- _WORK TO COMPLETE_: Track down each line that has the word "schedule" and copy it.

## Begin DATA RECORDS

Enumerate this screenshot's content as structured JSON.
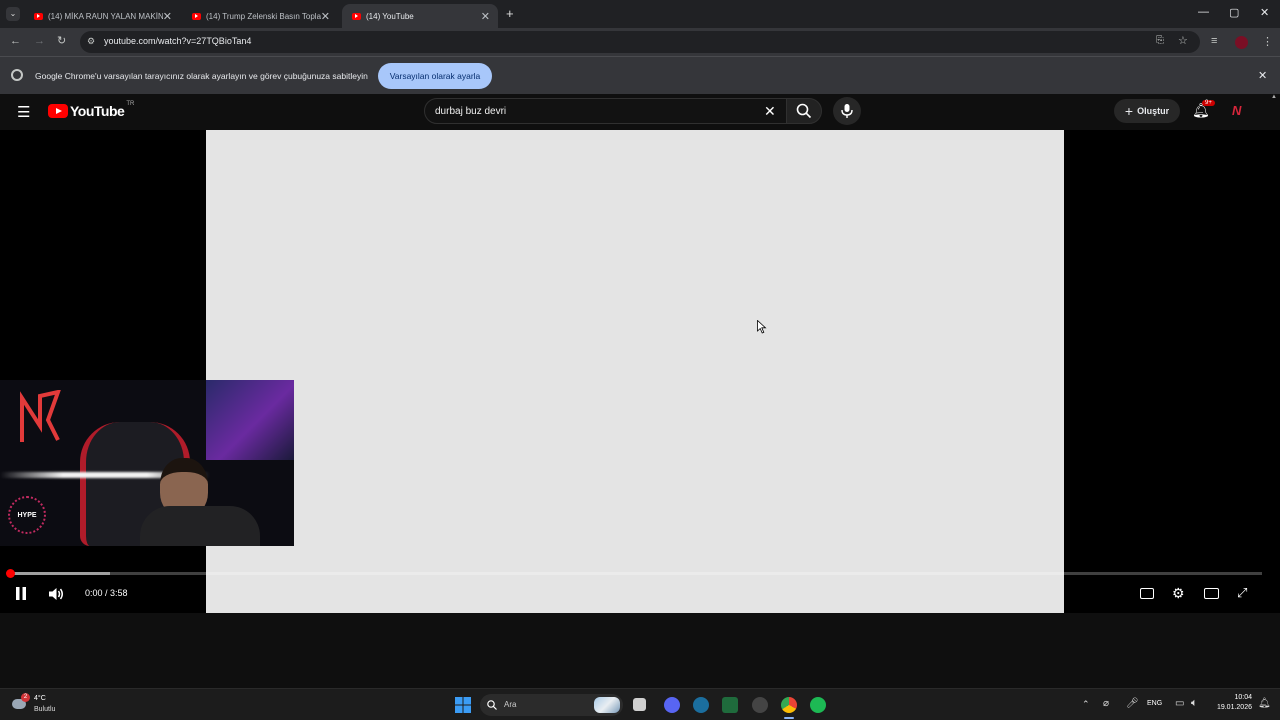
{
  "browser": {
    "tabs": [
      {
        "label": "(14) MİKA RAUN YALAN MAKİN"
      },
      {
        "label": "(14) Trump Zelenski Basın Topla"
      },
      {
        "label": "(14) YouTube"
      }
    ],
    "url": "youtube.com/watch?v=27TQBioTan4"
  },
  "infobar": {
    "text": "Google Chrome'u varsayılan tarayıcınız olarak ayarlayın ve görev çubuğunuza sabitleyin",
    "button": "Varsayılan olarak ayarla"
  },
  "youtube": {
    "logo_text": "YouTube",
    "region": "TR",
    "search_value": "durbaj buz devri",
    "create_label": "Oluştur",
    "notif_count": "9+"
  },
  "player": {
    "time": "0:00 / 3:58",
    "progress_fraction": 0.0,
    "buffered_fraction": 0.08,
    "webcam_overlay_text": "HYPE"
  },
  "taskbar": {
    "weather_temp": "4°C",
    "weather_desc": "Bulutlu",
    "weather_badge": "2",
    "search_placeholder": "Ara",
    "lang": "ENG",
    "clock_time": "10:04",
    "clock_date": "19.01.2026"
  }
}
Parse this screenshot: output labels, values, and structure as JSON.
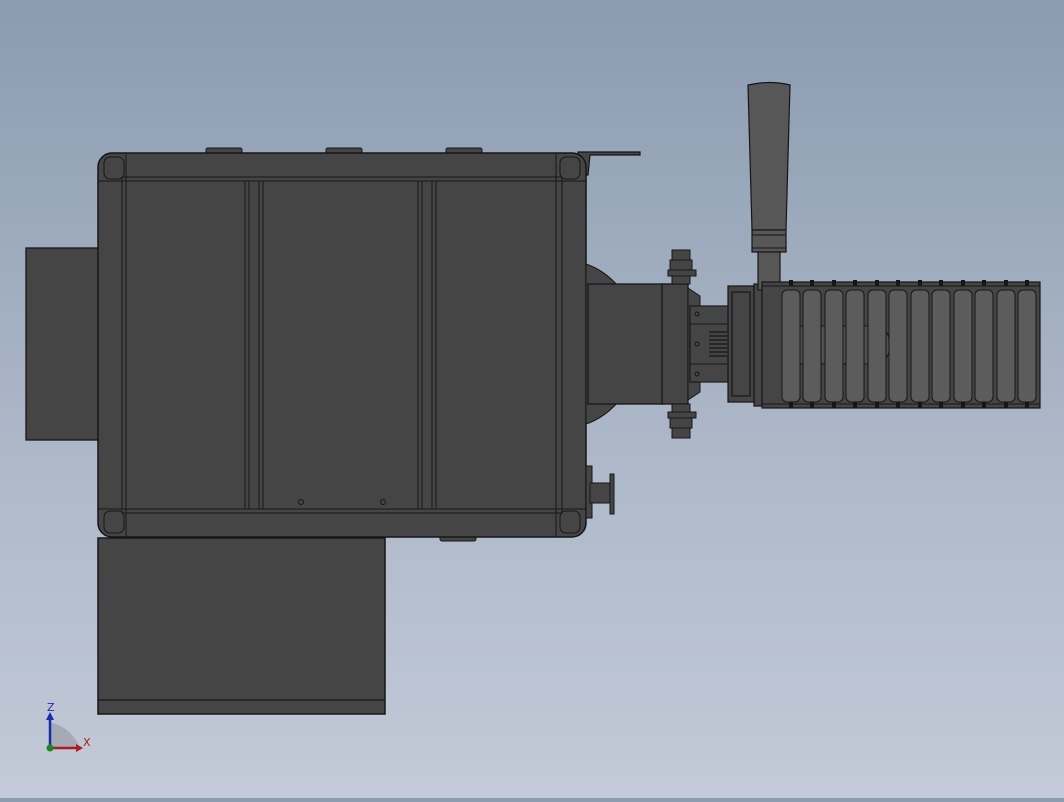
{
  "colors": {
    "background_top": "#8b9bb0",
    "background_bottom": "#c3cad8",
    "body_fill": "#454545",
    "edge": "#161616",
    "handle_fill": "#575757",
    "roller_fill": "#5c5c5c",
    "axis_z": "#1a2ab0",
    "axis_x": "#b01a1a",
    "axis_y": "#1a8a1a"
  },
  "triad": {
    "z_label": "Z",
    "x_label": "X"
  }
}
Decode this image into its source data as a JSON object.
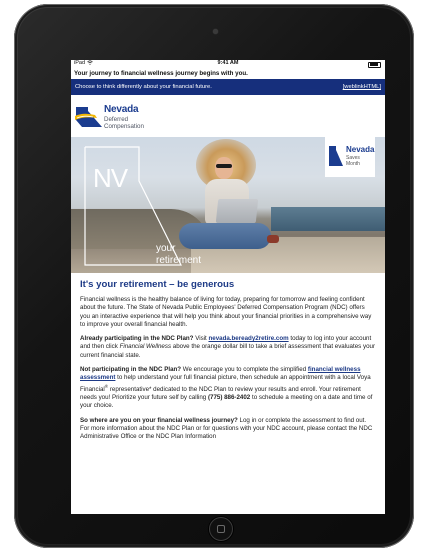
{
  "status_bar": {
    "carrier": "iPad",
    "time": "9:41 AM"
  },
  "email": {
    "subject": "Your journey to financial wellness journey begins with you.",
    "preheader": "Choose to think differently about your financial future.",
    "weblink": "[weblinkHTML]"
  },
  "logo": {
    "name": "Nevada",
    "line1": "Deferred",
    "line2": "Compensation"
  },
  "hero": {
    "monogram": "NV",
    "caption_line1": "your",
    "caption_line2": "retirement",
    "badge": {
      "name": "Nevada",
      "line1": "Saves",
      "line2": "Month"
    }
  },
  "article": {
    "heading": "It's your retirement – be generous",
    "p1": "Financial wellness is the healthy balance of living for today, preparing for tomorrow and feeling confident about the future. The State of Nevada Public Employees' Deferred Compensation Program (NDC) offers you an interactive experience that will help you think about your financial priorities in a comprehensive way to improve your overall financial health.",
    "p2_lead": "Already participating in the NDC Plan?",
    "p2_a": " Visit ",
    "p2_link": "nevada.beready2retire.com",
    "p2_b": " today to log into your account and then click ",
    "p2_italic": "Financial Wellness",
    "p2_c": " above the orange dollar bill to take a brief assessment that evaluates your current financial state.",
    "p3_lead": "Not participating in the NDC Plan?",
    "p3_a": " We encourage you to complete the simplified ",
    "p3_link": "financial wellness assessment",
    "p3_b": " to help understand your full financial picture, then schedule an appointment with a local Voya Financial",
    "p3_sup": "®",
    "p3_c": " representative* dedicated to the NDC Plan to review your results and enroll. Your retirement needs you! Prioritize your future self by calling ",
    "p3_phone": "(775) 886-2402",
    "p3_d": " to schedule a meeting on a date and time of your choice.",
    "p4_lead": "So where are you on your financial wellness journey?",
    "p4_a": " Log in or complete the assessment to find out. For more information about the NDC Plan or for questions with your NDC account, please contact the NDC Administrative Office or the NDC Plan Information"
  },
  "colors": {
    "navy": "#162f7c",
    "brand_blue": "#1b3c8f",
    "gold": "#f2b705"
  }
}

## End DATA RECORDS

- _TASK SOLUTION_:
    "p3_b": " to help understand your full financial picture, then schedule an appointment with a local Voya Financial",
    "p3_d": " to schedule a meeting on a date and time of your choice.",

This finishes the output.